## Collection entries
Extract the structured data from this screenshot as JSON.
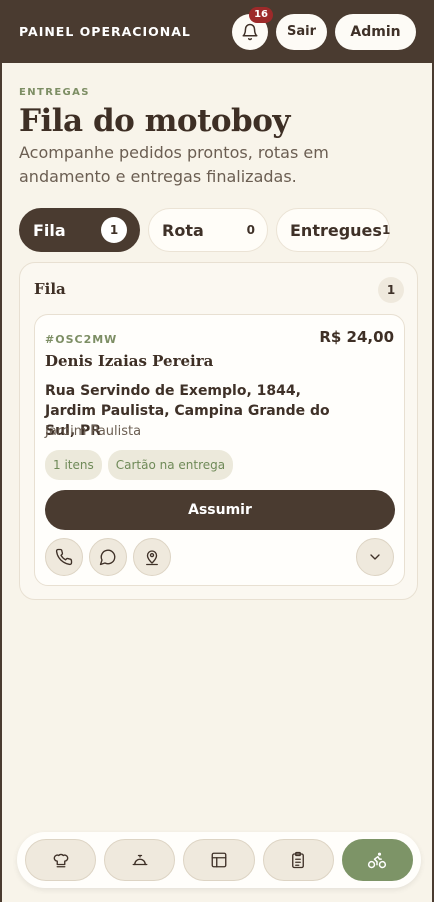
{
  "header": {
    "brand": "PAINEL OPERACIONAL",
    "notifications_count": "16",
    "logout_label": "Sair",
    "admin_label": "Admin"
  },
  "page": {
    "section_tag": "ENTREGAS",
    "title": "Fila do motoboy",
    "subtitle": "Acompanhe pedidos prontos, rotas em andamento e entregas finalizadas."
  },
  "tabs": [
    {
      "label": "Fila",
      "count": "1",
      "active": true
    },
    {
      "label": "Rota",
      "count": "0",
      "active": false
    },
    {
      "label": "Entregues",
      "count": "1",
      "active": false
    }
  ],
  "panel": {
    "title": "Fila",
    "count": "1",
    "orders": [
      {
        "code": "#OSC2MW",
        "price": "R$ 24,00",
        "customer": "Denis Izaias Pereira",
        "address": "Rua Servindo de Exemplo, 1844, Jardim Paulista, Campina Grande do Sul, PR",
        "district": "Jardim Paulista",
        "items": "1 itens",
        "payment": "Cartão na entrega",
        "action_label": "Assumir",
        "icons": [
          "phone-icon",
          "chat-icon",
          "map-pin-icon",
          "chevron-down-icon"
        ]
      }
    ]
  },
  "bottom_nav": [
    {
      "icon": "chef-hat-icon",
      "active": false
    },
    {
      "icon": "cloche-icon",
      "active": false
    },
    {
      "icon": "table-icon",
      "active": false
    },
    {
      "icon": "clipboard-icon",
      "active": false
    },
    {
      "icon": "bike-icon",
      "active": true
    }
  ],
  "colors": {
    "header_bg": "#4a3b30",
    "page_bg": "#f8f4ea",
    "accent_green": "#7d9467",
    "badge_red": "#9d2a2a"
  }
}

## What needs to be done
Copy every line of the data word for word, omitting the images.

## The result
Extract the structured data from this screenshot as JSON.
{
  "header": {
    "brand": "PAINEL OPERACIONAL",
    "notifications_count": "16",
    "logout_label": "Sair",
    "admin_label": "Admin"
  },
  "page": {
    "section_tag": "ENTREGAS",
    "title": "Fila do motoboy",
    "subtitle": "Acompanhe pedidos prontos, rotas em andamento e entregas finalizadas."
  },
  "tabs": [
    {
      "label": "Fila",
      "count": "1",
      "active": true
    },
    {
      "label": "Rota",
      "count": "0",
      "active": false
    },
    {
      "label": "Entregues",
      "count": "1",
      "active": false
    }
  ],
  "panel": {
    "title": "Fila",
    "count": "1",
    "orders": [
      {
        "code": "#OSC2MW",
        "price": "R$ 24,00",
        "customer": "Denis Izaias Pereira",
        "address": "Rua Servindo de Exemplo, 1844, Jardim Paulista, Campina Grande do Sul, PR",
        "district": "Jardim Paulista",
        "items": "1 itens",
        "payment": "Cartão na entrega",
        "action_label": "Assumir",
        "icons": [
          "phone-icon",
          "chat-icon",
          "map-pin-icon",
          "chevron-down-icon"
        ]
      }
    ]
  },
  "bottom_nav": [
    {
      "icon": "chef-hat-icon",
      "active": false
    },
    {
      "icon": "cloche-icon",
      "active": false
    },
    {
      "icon": "table-icon",
      "active": false
    },
    {
      "icon": "clipboard-icon",
      "active": false
    },
    {
      "icon": "bike-icon",
      "active": true
    }
  ],
  "colors": {
    "header_bg": "#4a3b30",
    "page_bg": "#f8f4ea",
    "accent_green": "#7d9467",
    "badge_red": "#9d2a2a"
  }
}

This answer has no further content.